*Data shown*.
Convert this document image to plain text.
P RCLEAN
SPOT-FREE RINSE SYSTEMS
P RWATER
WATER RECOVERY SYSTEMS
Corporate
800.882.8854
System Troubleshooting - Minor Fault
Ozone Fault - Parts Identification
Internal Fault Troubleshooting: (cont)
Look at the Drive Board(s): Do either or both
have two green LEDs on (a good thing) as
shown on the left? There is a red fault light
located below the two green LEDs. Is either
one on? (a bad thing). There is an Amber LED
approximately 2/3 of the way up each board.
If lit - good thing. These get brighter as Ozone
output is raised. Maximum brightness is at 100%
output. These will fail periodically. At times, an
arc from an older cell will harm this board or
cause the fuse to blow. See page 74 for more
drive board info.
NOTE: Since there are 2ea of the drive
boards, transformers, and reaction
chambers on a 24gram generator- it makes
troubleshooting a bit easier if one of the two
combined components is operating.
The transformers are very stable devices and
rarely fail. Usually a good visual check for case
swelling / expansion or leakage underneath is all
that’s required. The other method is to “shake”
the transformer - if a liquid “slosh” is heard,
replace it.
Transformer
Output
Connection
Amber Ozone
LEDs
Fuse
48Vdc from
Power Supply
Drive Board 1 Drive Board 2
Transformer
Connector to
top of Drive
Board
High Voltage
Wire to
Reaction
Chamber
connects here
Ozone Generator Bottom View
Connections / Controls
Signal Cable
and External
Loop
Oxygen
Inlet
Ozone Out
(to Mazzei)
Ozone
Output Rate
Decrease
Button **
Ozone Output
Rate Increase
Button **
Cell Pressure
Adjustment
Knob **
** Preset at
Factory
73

*Request*. Look through the listing and extract every line with "Ozone" in it.

*Problem solution*.
Ozone Fault - Parts Identification
If lit - good thing. These get brighter as Ozone
Amber Ozone
Ozone Generator Bottom View
Ozone Out
Ozone
Ozone Output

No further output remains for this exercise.